• [Tarefas do exercício]:
- a) Copie, da resenha sobre Ponte dos Espiões, o segmento que começa em "Diferente do que" e vai até "essência da obra.", sem alterações.
- b) Relacione cada ator mencionado entre parênteses na resenha sobre Ponte dos Espiões ao personagem que interpreta.

• [Trecho para leitura]:
=======

Momentos de grande polarização de opinião e crescimento de uma visão de massa que valoriza mais a punição definitiva do que a aplicação da lei não são uma novidade para a maioria dos países, principalmente os que de alguma forma estiveram envolvidos nas alfinetadas e embargos estatais que pulularam durante a Guerra Fria. Em ocasiões assim, tanto a História factual quanto a literatura ficcional e as lendas históricas acertam na representação de uma coisa: a realidade dos conflitos de interesse e os inúmeros acordos de bastidores que fizeram muito melhor ao mundo do que a opinião geral que os países em contenda deixavam transparecer para a mídia. É isso que vemos em Ponte dos Espiões (2015), obra de Steven Spielberg baseada em fatos que mapeiam o triângulo ideológico entre o advogado James B. Donovan (Tom Hanks), o “espião russo” Rudolf Abel (Mark Rylance) e o aviador americano Francis Gary Powers (Austin Stowell).
Diferente do que o roteiro possa sugerir aos desavisados, Ponte dos Espiões não é o tipo de drama ágil e repleto de fugas, planos ocultos e traições governamentais ou mercenárias que os filmes do gênero acabaram popularizando. Em essência, não é um filme de espionagem. No primeiro ato, o roteiro de Matt Charman (revisado pelos irmãos Coen, portanto, já sabemos de onde veio a toada cômica que perfura o drama) nos faz conhecer o personagem de Tom Hanks e daí surge uma série de discussões envolvendo patriotismo, anticomunismo e condições jurídicas abraçando um momento político onde espionagem não era uma novidade para nenhuma das potências em luta na Guerra Fria. Em toda essa primeira parte — a melhor do filme –, entendemos o caráter de tribunal e de construção de personagens, que são a essência da obra.
Sob representação ou alteração de fatos históricos para caber melhor às pretensões cinematográficas do diretor (nenhum problema aí) somos constantemente convidados a também julgar atitudes de alguns personagens, recurso hábil do roteiro que trata a todos com um nível de humanidade compatível com o cargo que ocupam, sem demonizar escandalosamente o “inimigo vermelho” ou santificar inteiramente os “bravos defensores da democracia e da justiça”. Os tons de cinza entre os extremos políticos aqui são uma realidade no texto desde o início e também recebem o devido tratamento na fotografia dessaturada de Janusz Kaminski — vencedor do Oscar por A Lista de Schindler (1993) e O Resgate do Soldado Ryan (1998) –, plasmando com cores frias esse mundo de constante atenção, medo e perseguição, onde o inimigo poderia estar na porta ao lado e os acordos políticos dos quais as pessoas não tinham nenhum conhecimento decidiam o destino de todos. A cor em Ponte dos Espiões serve quase como uma justificativa locacional para o pensamento de alguns personagens.

=======

• [Dados fornecidos]:
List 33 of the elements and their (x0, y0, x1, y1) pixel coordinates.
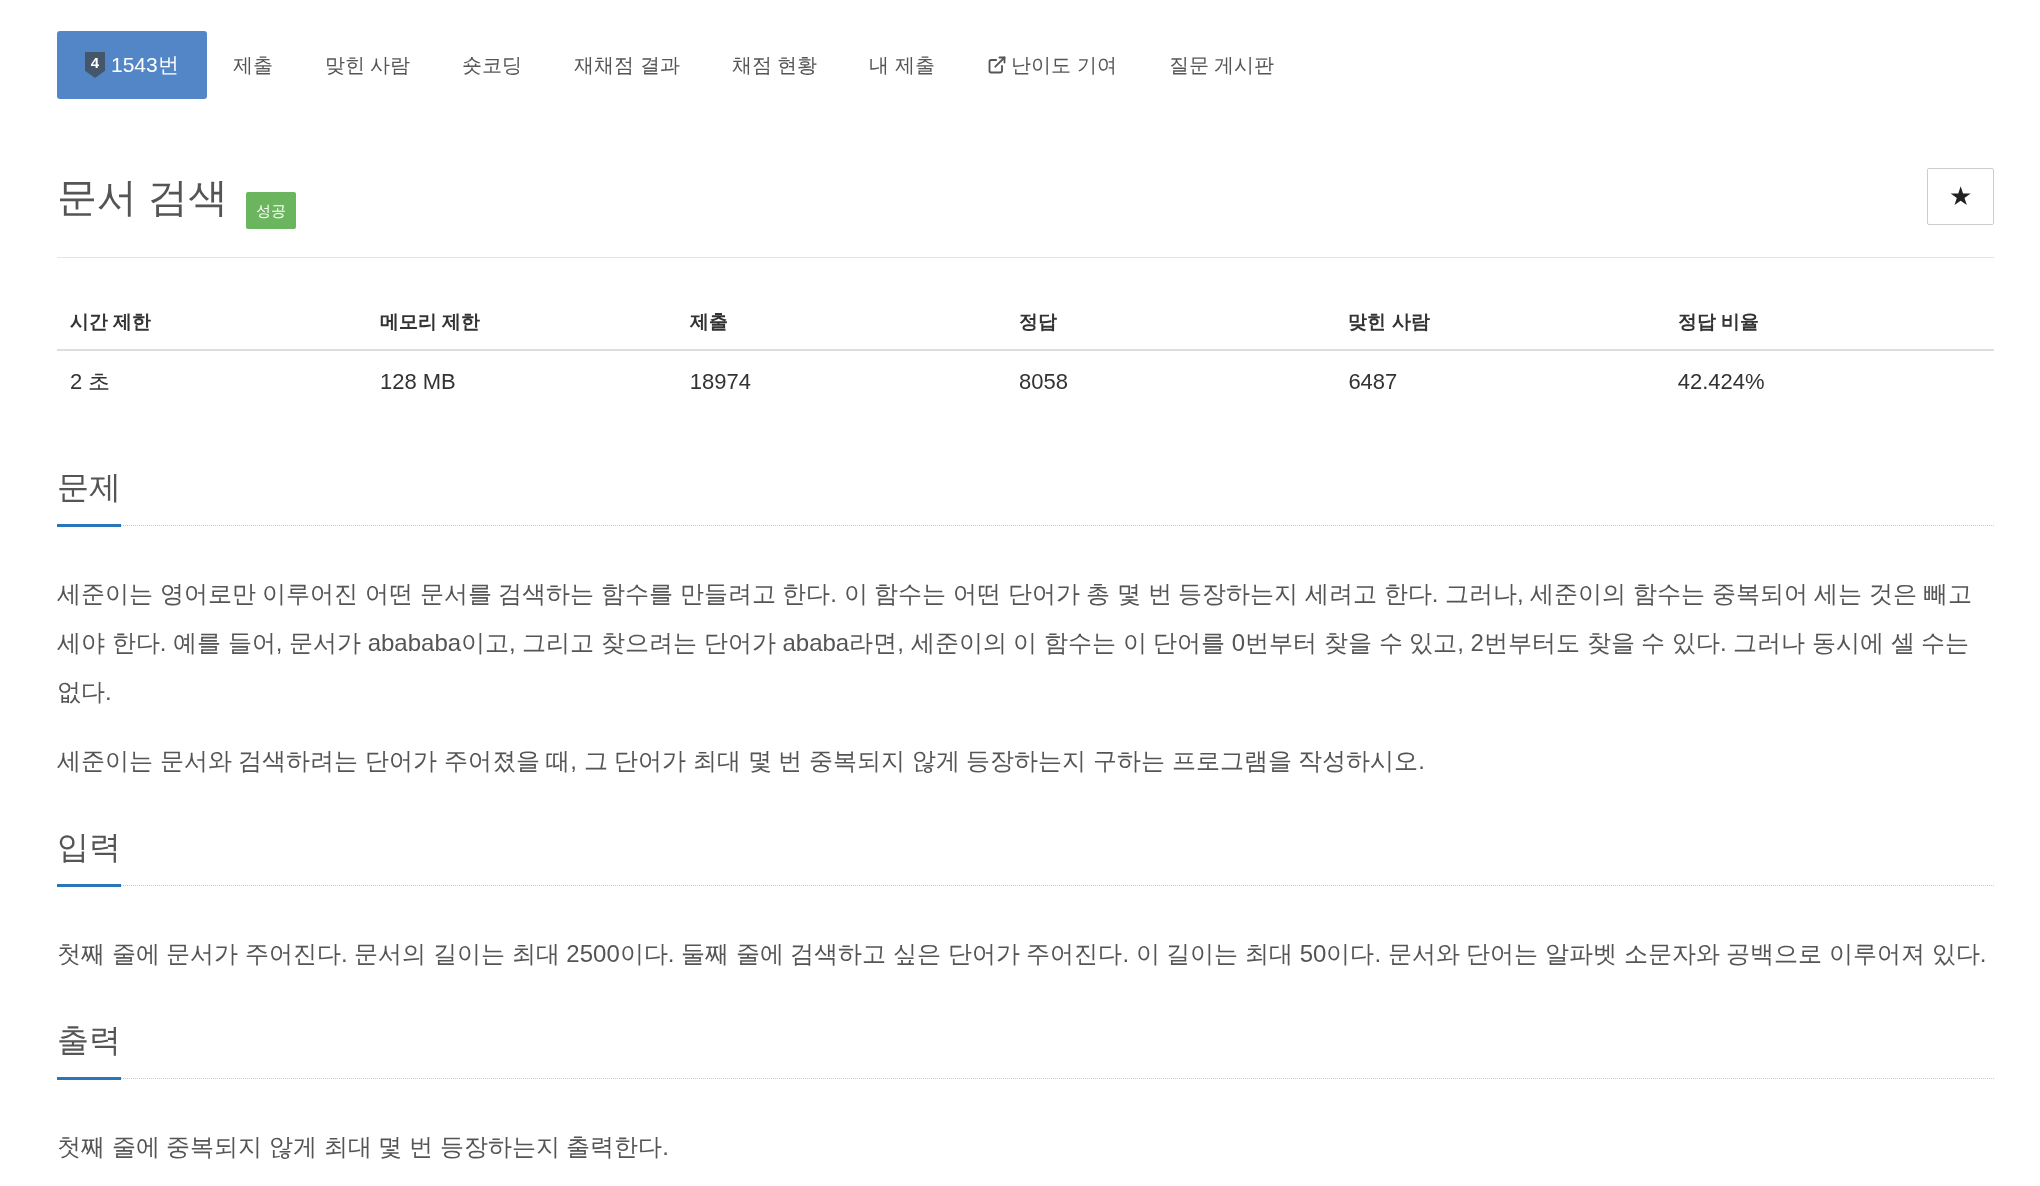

=======

• [Respostas das tarefas]:
- a)
Diferente do que o roteiro possa sugerir aos desavisados, Ponte dos Espiões não é o tipo de drama ágil e repleto de fugas, planos ocultos e traições governamentais ou mercenárias que os filmes do gênero acabaram popularizando. Em essência, não é um filme de espionagem. No primeiro ato, o roteiro de Matt Charman (revisado pelos irmãos Coen, portanto, já sabemos de onde veio a toada cômica que perfura o drama) nos faz conhecer o personagem de Tom Hanks e daí surge uma série de discussões envolvendo patriotismo, anticomunismo e condições jurídicas abraçando um momento político onde espionagem não era uma novidade para nenhuma das potências em luta na Guerra Fria. Em toda essa primeira parte — a melhor do filme –, entendemos o caráter de tribunal e de construção de personagens, que são a essência da obra.

- b)
- Tom Hanks: James B. Donovan
- Mark Rylance: Rudolf Abel
- Austin Stowell: Francis Gary Powers